## Kutipan Teks

+++

Ajaran Tauhid Dari Tokoh Punakawan Semar
Ilustrasi Tokoh Semar |
Peran wayang sebagai media penanaman ajaran keTuhanan tidak lepas dari kecerdikan Walisongo, khususnya Kanjeng Sunan Kalijaga yang menggunakan metode dakwah dengan mengutamakan nilai-nilai kultural masyarakat Jawa pada masa itu.
Masyarakat Jawa yang masih mengagungkan nilai-nilai kultural akan lebih mudah menerima ajaran-ajaran keagaman jika cara penyampaiannya lebih bersifat halus sesuai dengan karakter masyarakat Jawa yang lebih mengedepankan kehalusan budi dibandingkan jika disampaikan dengan cara-cara indoktrinisasi ekstrem karena masyarakat Jawa pada waktu itu sudah memiliki peradaban yang tinggi.
Pemahaman mengenai ketauhid-an bagi masyarakat Jawa mungkin akan berbeda dengan pemahaman ketauhid-an dengan bangsa Timur Tengah. Hal itu dikarenakan adanya akulturasi budaya Jawa yang lebih bersifat animisme dan dinamisme dengan nilai keTuhanannya yang berasal dari Timur Tengah yang juga sudah di olah secara rasa maupun karsa oleh para ulama yang menyebarkan agama Islam di tanah Jawa.
Sedangkan tauhid sendiri memiliki arti yang sangat luas. Tauhid diartikan sebagai sikap peng-Esa-an terhadap keberadaan Tuhan. Sifat ke-Esa-an itu menjadi penting bagi umat Islam dan menjadi identitas sekaligus pembeda dengan agama-agama lain.
Bertauhid dalam agama Islam tidak hanya sekedar mempercayai akan adanya satu Tuhan tetapi lebih dari itu. Pengesa'an ini juga harus ada tindakan nyata dalam kehidupan sehari-hari. Manusia beragama setidaknya harus dapat menangkap dan meniru perilaku Tuhan, seperti sifat Rahman dan Rahim-Nya.
Masalah tauhid dalam masyarakat Jawa lebih condong kearah masalah kemakrifatan, yaitu memahami siapa dirinya serta siapa yang menciptakannya. "Sangkan paraning dumadi" menjadi wilayah sentral yang sering menjadi kajian sekaligus menjadi tujuan orang Jawa dalam meng-illah-kan Tuhan.
Hubungan personal Manusia Jawa dengan Tuhannya sepertinya lebih menarik untuk didalami dibanding mengkaji masalah syari’atnya, sehingga muncul konsep "Manunggaling kawulo Gusti", yaitu sebuah konsep penyatuan hamba dengan Tuhannya.
Hal ini kemudian menginspirasi para Walisongo untuk mengolah agar konsep tersebut bisa diterima masyarakat Jawa agar tidak berbenturan dengan kepercayaan yang sudah ada dan lebih dulu di anut oleh masyarakat Jawa.

+++

## Persyaratan
Tolong sebutkan semua sifat Tuhan yang disebut dalam teks tentang ajaran tauhid di atas.

## Data Terkumpul
+++

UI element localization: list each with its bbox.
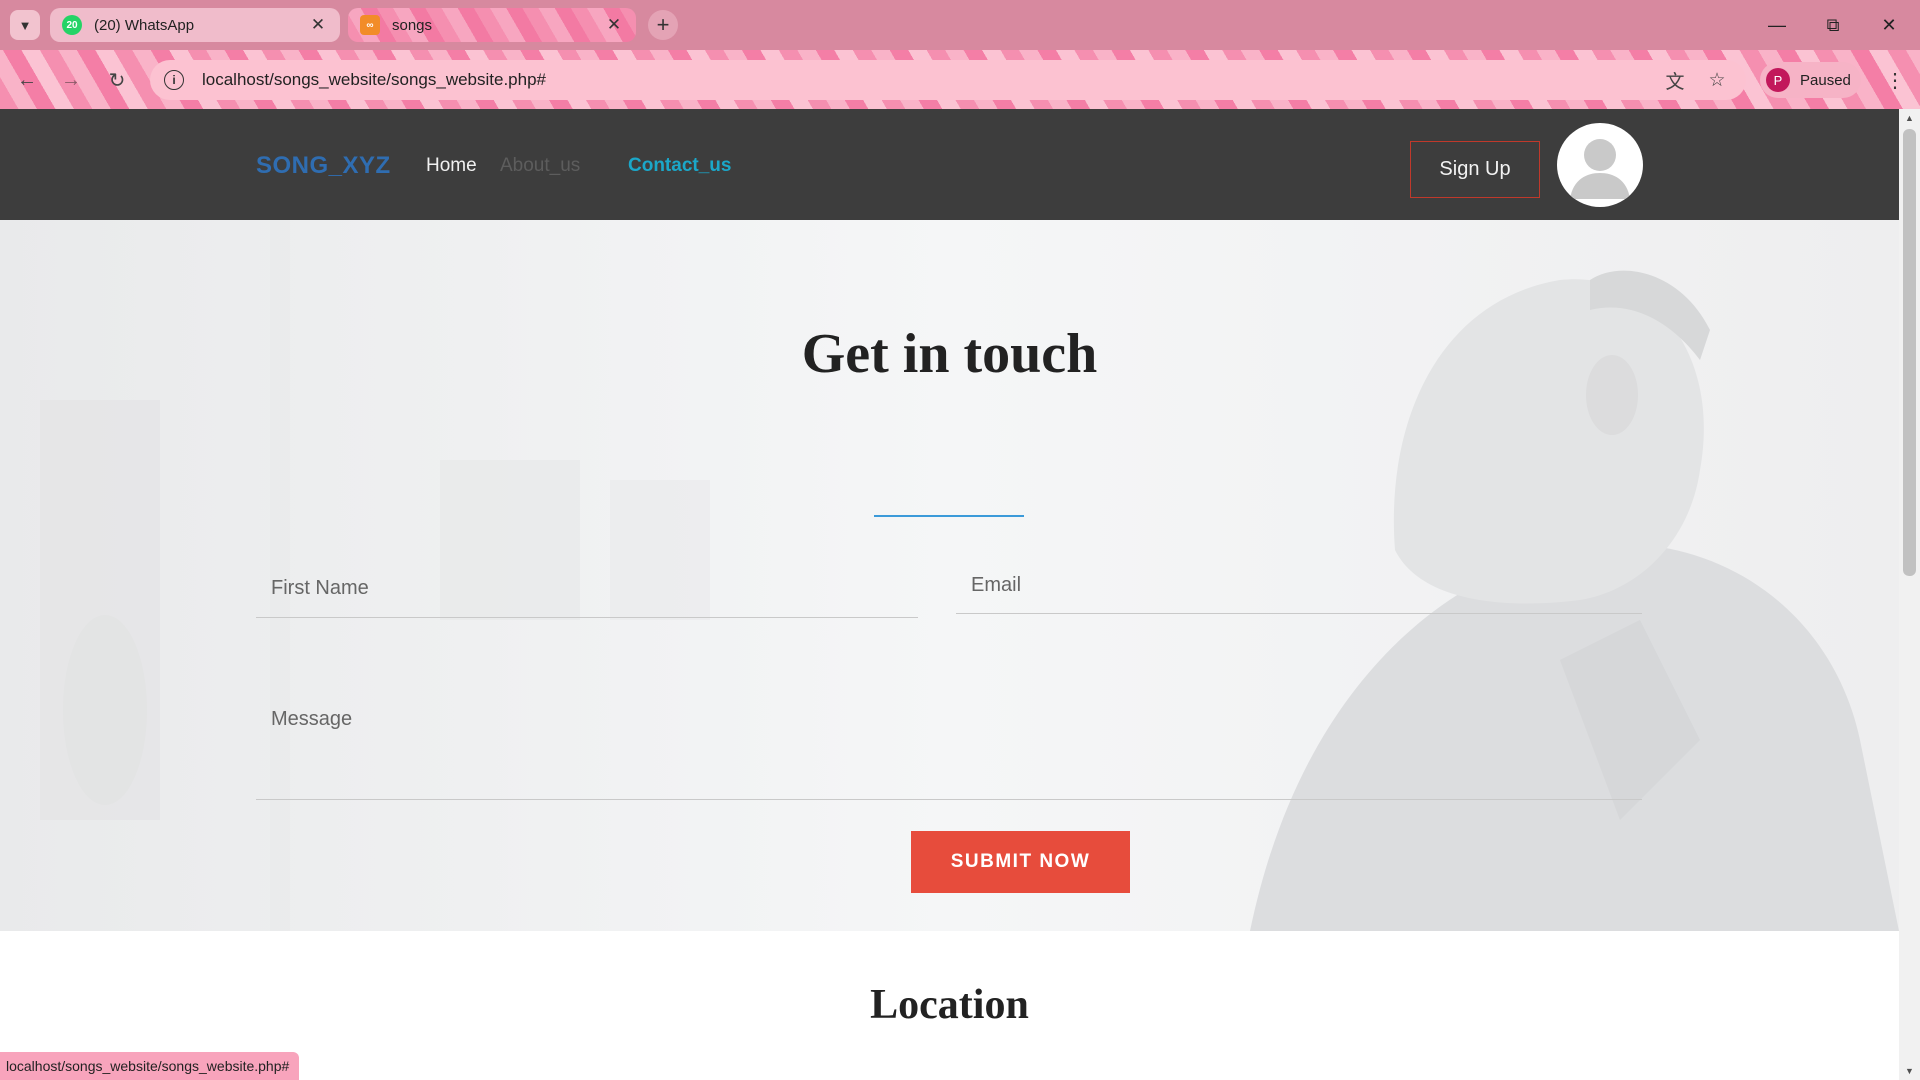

+++

## Jawaban Lengkap
Esa, Rahman, dan Rahim.